▶ Text segment
Core optional arguments:

- `--type {both,image,table,code,algorithm}` (default: `both`)
- `--pages all|1|1-3|1-3,7,10` (default: `all`)
- `--dpi` (default: `200`)
- `--imgsz`: OpenDataLab supplementary input size (default: `1280`)
- `--conf`: OpenDataLab supplementary confidence threshold (default: `0.10`)
- `--iou`: OpenDataLab supplementary IoU threshold (default: `0.45`)
- `--device cpu|mps|cuda|cuda:0...` (default: auto)
- `--no-merge`: disable connected-components merging (enabled by default)
- `--heron-model MODEL_ID`: primary docling Heron model (enabled by default)
- `--heron-conf`: Heron confidence threshold (default: `0.5`)
- `--enable-opendatalab`: enable OpenDataLab YOLO supplement (default: off)
- `--metadata-file` (default: `metadata.json`)

▶ Source data
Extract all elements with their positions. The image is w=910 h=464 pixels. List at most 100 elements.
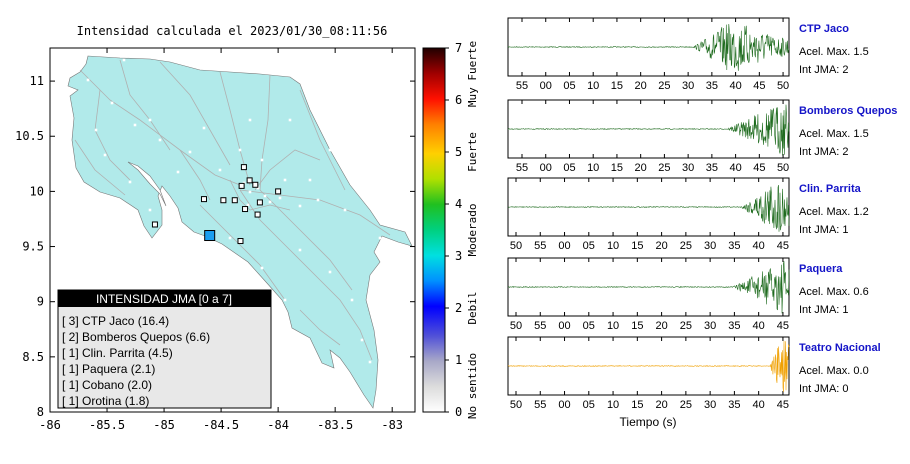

▶ Stated problem A
How would you condense the passage beginning "Core optional arguments:" in the argument list into a shorter form that still gives every option and its default?
▶ Stated problem B
Could you extend the argument list past its last entry?
The material has no connection to the argument list.

▶ Exercise answer A
Core optional arguments and defaults:
- `--type` (both/image/table/code/algorithm): `both`
- `--pages` (all, a single page, a range, or a mix): `all`
- `--dpi`: `200`
- OpenDataLab supplement settings: `--imgsz` `1280`, `--conf` `0.10`, `--iou` `0.45`
- `--device` (cpu/mps/cuda): auto
- `--no-merge`: turns off connected-components merging, which is on by default
- `--heron-model MODEL_ID`: primary docling Heron model, enabled by default
- `--heron-conf`: `0.5`
- `--enable-opendatalab`: turns on the OpenDataLab YOLO supplement, which is off by default
- `--metadata-file`: `metadata.json`

▶ Exercise answer B
- `--daemon-mode {off,auto,on}` model lifecycle mode (default: `off`)
- `--daemon-socket` local Unix socket path
  (default: `/tmp/pdf_cropper_modeld_<uid>.sock`)
- `--daemon-idle-seconds` daemon idle timeout before auto-exit (default: `300`)
- `--daemon-start-timeout` daemon startup wait timeout in seconds (default: `12`)
- `--daemon-run-timeout`: timeout for waiting daemon job response;
  `0` means no timeout (default: `0`)

Model download arguments:

- `--model-repo`: OpenDataLab supplementary model repo
  (default: `opendatalab/PDF-Extract-Kit-1.0`)
- `--model-file`: OpenDataLab supplementary model file in snapshot
  (default: `models/Layout/YOLO/doclayout_yolo_docstructbench_imgsz1280_2501.pt`)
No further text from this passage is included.